• [Exercise requirements]: All entries must be repeated exactly; do not include the pictures.

START Information given

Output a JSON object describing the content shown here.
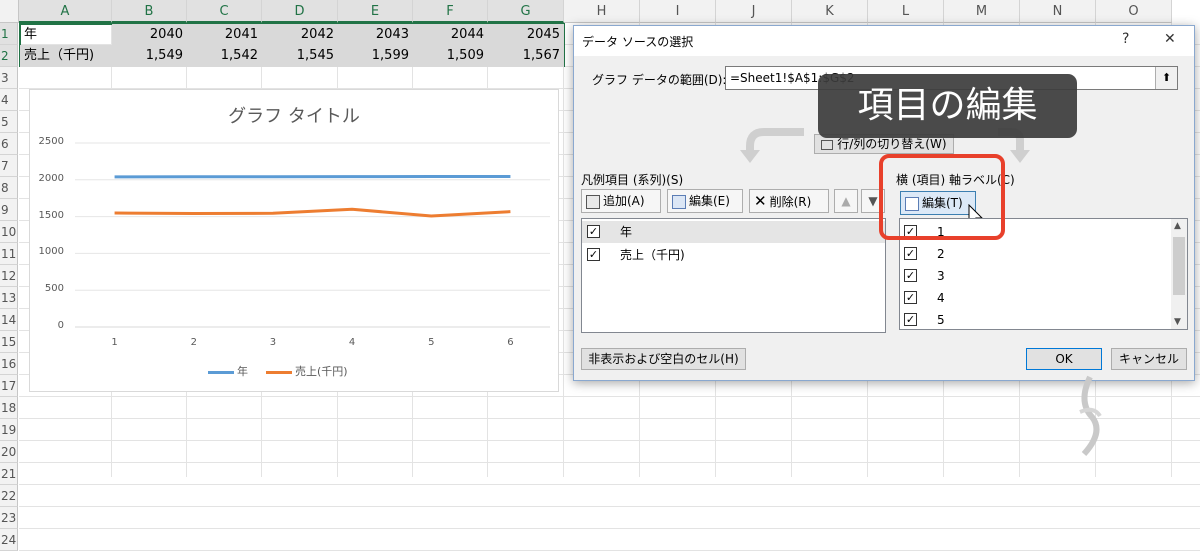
{
  "sheet": {
    "columns": [
      "A",
      "B",
      "C",
      "D",
      "E",
      "F",
      "G",
      "H",
      "I",
      "J",
      "K",
      "L",
      "M",
      "N",
      "O"
    ],
    "rows": [
      "1",
      "2",
      "3",
      "4",
      "5",
      "6",
      "7",
      "8",
      "9",
      "10",
      "11",
      "12",
      "13",
      "14",
      "15",
      "16",
      "17",
      "18",
      "19",
      "20",
      "21",
      "22",
      "23",
      "24"
    ],
    "row1": {
      "label": "年",
      "values": [
        "2040",
        "2041",
        "2042",
        "2043",
        "2044",
        "2045"
      ]
    },
    "row2": {
      "label": "売上（千円)",
      "values": [
        "1,549",
        "1,542",
        "1,545",
        "1,599",
        "1,509",
        "1,567"
      ]
    }
  },
  "chart_data": {
    "type": "line",
    "title": "グラフ タイトル",
    "categories": [
      "1",
      "2",
      "3",
      "4",
      "5",
      "6"
    ],
    "ylim": [
      0,
      2500
    ],
    "yticks": [
      "0",
      "500",
      "1000",
      "1500",
      "2000",
      "2500"
    ],
    "series": [
      {
        "name": "年",
        "values": [
          2040,
          2041,
          2042,
          2043,
          2044,
          2045
        ],
        "color": "#5b9bd5"
      },
      {
        "name": "売上(千円)",
        "values": [
          1549,
          1542,
          1545,
          1599,
          1509,
          1567
        ],
        "color": "#ed7d31"
      }
    ],
    "legend": "bottom",
    "grid": true
  },
  "dialog": {
    "title": "データ ソースの選択",
    "help": "?",
    "close": "✕",
    "range_label": "グラフ データの範囲(D):",
    "range_value": "=Sheet1!$A$1:$G$2",
    "switch_label": "行/列の切り替え(W)",
    "legend_label": "凡例項目 (系列)(S)",
    "axis_label": "横 (項目) 軸ラベル(C)",
    "add": "追加(A)",
    "edit": "編集(E)",
    "delete": "削除(R)",
    "axis_edit": "編集(T)",
    "series_items": [
      "年",
      "売上（千円)"
    ],
    "axis_items": [
      "1",
      "2",
      "3",
      "4",
      "5"
    ],
    "hidden_cells": "非表示および空白のセル(H)",
    "ok": "OK",
    "cancel": "キャンセル"
  },
  "overlay": {
    "text": "項目の編集"
  },
  "colors": {
    "accent": "#217346",
    "highlight": "#e8402b"
  }
}
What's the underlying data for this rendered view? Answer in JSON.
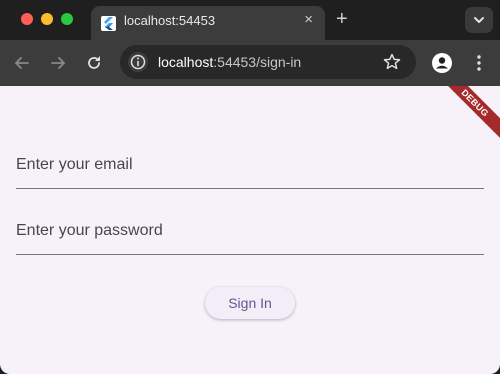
{
  "browser": {
    "tab": {
      "title": "localhost:54453",
      "close_glyph": "×"
    },
    "new_tab_glyph": "+",
    "address": {
      "host": "localhost",
      "rest": ":54453/sign-in"
    }
  },
  "page": {
    "email_placeholder": "Enter your email",
    "password_placeholder": "Enter your password",
    "signin_label": "Sign In",
    "debug_banner": "DEBUG"
  },
  "colors": {
    "page_bg": "#f7f2fa",
    "button_text": "#65558f",
    "debug_ribbon": "#a52a2a"
  },
  "icons": [
    "back-icon",
    "forward-icon",
    "reload-icon",
    "site-info-icon",
    "bookmark-star-icon",
    "profile-icon",
    "menu-icon",
    "tab-search-icon",
    "flutter-favicon"
  ]
}
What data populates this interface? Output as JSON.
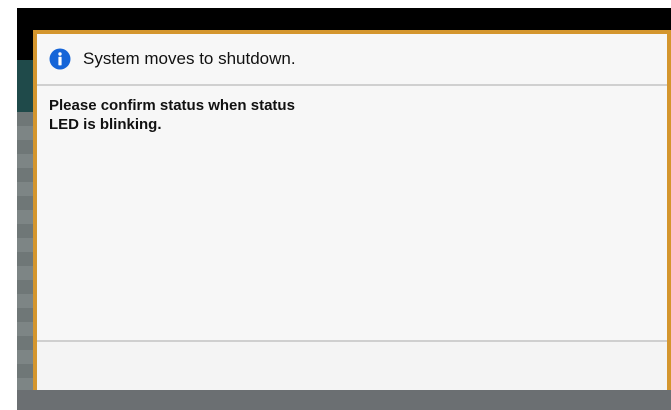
{
  "dialog": {
    "icon": "info-icon",
    "title": "System moves to shutdown.",
    "message_lines": [
      "Please confirm status when status",
      "LED is blinking."
    ],
    "colors": {
      "border": "#d4962e",
      "icon": "#1565d8",
      "background": "#f7f7f7"
    }
  }
}
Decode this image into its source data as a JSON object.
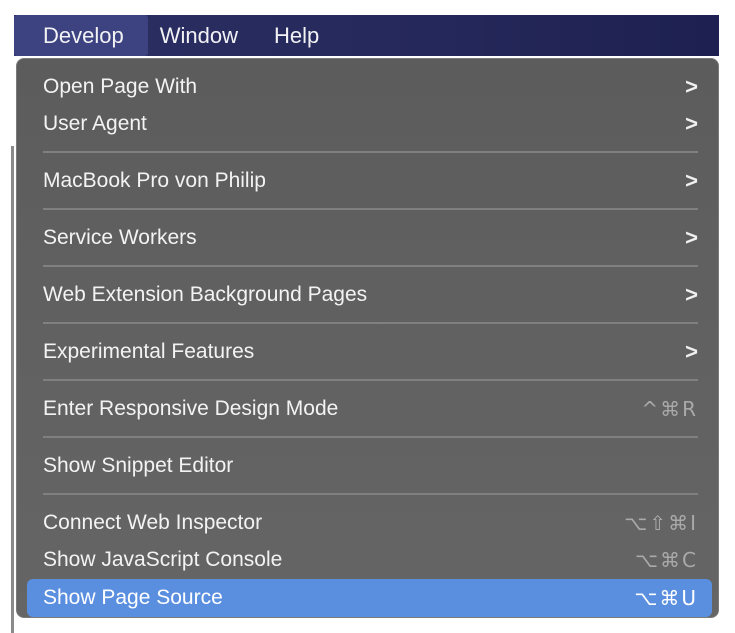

END Information given

• [Response]:
Output a JSON object describing the content shown here.
{
  "sheet": {
    "columns": [
      "A",
      "B",
      "C",
      "D",
      "E",
      "F",
      "G",
      "H",
      "I",
      "J",
      "K",
      "L",
      "M",
      "N",
      "O"
    ],
    "rows": [
      "1",
      "2",
      "3",
      "4",
      "5",
      "6",
      "7",
      "8",
      "9",
      "10",
      "11",
      "12",
      "13",
      "14",
      "15",
      "16",
      "17",
      "18",
      "19",
      "20",
      "21",
      "22",
      "23",
      "24"
    ],
    "row1": {
      "label": "年",
      "values": [
        "2040",
        "2041",
        "2042",
        "2043",
        "2044",
        "2045"
      ]
    },
    "row2": {
      "label": "売上（千円)",
      "values": [
        "1,549",
        "1,542",
        "1,545",
        "1,599",
        "1,509",
        "1,567"
      ]
    }
  },
  "chart_data": {
    "type": "line",
    "title": "グラフ タイトル",
    "categories": [
      "1",
      "2",
      "3",
      "4",
      "5",
      "6"
    ],
    "ylim": [
      0,
      2500
    ],
    "yticks": [
      "0",
      "500",
      "1000",
      "1500",
      "2000",
      "2500"
    ],
    "series": [
      {
        "name": "年",
        "values": [
          2040,
          2041,
          2042,
          2043,
          2044,
          2045
        ],
        "color": "#5b9bd5"
      },
      {
        "name": "売上(千円)",
        "values": [
          1549,
          1542,
          1545,
          1599,
          1509,
          1567
        ],
        "color": "#ed7d31"
      }
    ],
    "legend": "bottom",
    "grid": true
  },
  "dialog": {
    "title": "データ ソースの選択",
    "help": "?",
    "close": "✕",
    "range_label": "グラフ データの範囲(D):",
    "range_value": "=Sheet1!$A$1:$G$2",
    "switch_label": "行/列の切り替え(W)",
    "legend_label": "凡例項目 (系列)(S)",
    "axis_label": "横 (項目) 軸ラベル(C)",
    "add": "追加(A)",
    "edit": "編集(E)",
    "delete": "削除(R)",
    "axis_edit": "編集(T)",
    "series_items": [
      "年",
      "売上（千円)"
    ],
    "axis_items": [
      "1",
      "2",
      "3",
      "4",
      "5"
    ],
    "hidden_cells": "非表示および空白のセル(H)",
    "ok": "OK",
    "cancel": "キャンセル"
  },
  "overlay": {
    "text": "項目の編集"
  },
  "colors": {
    "accent": "#217346",
    "highlight": "#e8402b"
  }
}
What's the underlying data for this rendered view? Answer in JSON.
{
  "browser": {
    "tab": {
      "title": "localhost:54453",
      "close_glyph": "×"
    },
    "new_tab_glyph": "+",
    "address": {
      "host": "localhost",
      "rest": ":54453/sign-in"
    }
  },
  "page": {
    "email_placeholder": "Enter your email",
    "password_placeholder": "Enter your password",
    "signin_label": "Sign In",
    "debug_banner": "DEBUG"
  },
  "colors": {
    "page_bg": "#f7f2fa",
    "button_text": "#65558f",
    "debug_ribbon": "#a52a2a"
  },
  "icons": [
    "back-icon",
    "forward-icon",
    "reload-icon",
    "site-info-icon",
    "bookmark-star-icon",
    "profile-icon",
    "menu-icon",
    "tab-search-icon",
    "flutter-favicon"
  ]
}
What data populates this interface? Output as JSON.
{
  "dialog": {
    "icon": "info-icon",
    "title": "System moves to shutdown.",
    "message_lines": [
      "Please confirm status when status",
      "LED is blinking."
    ],
    "colors": {
      "border": "#d4962e",
      "icon": "#1565d8",
      "background": "#f7f7f7"
    }
  }
}
Decode this image into its source data as a JSON object.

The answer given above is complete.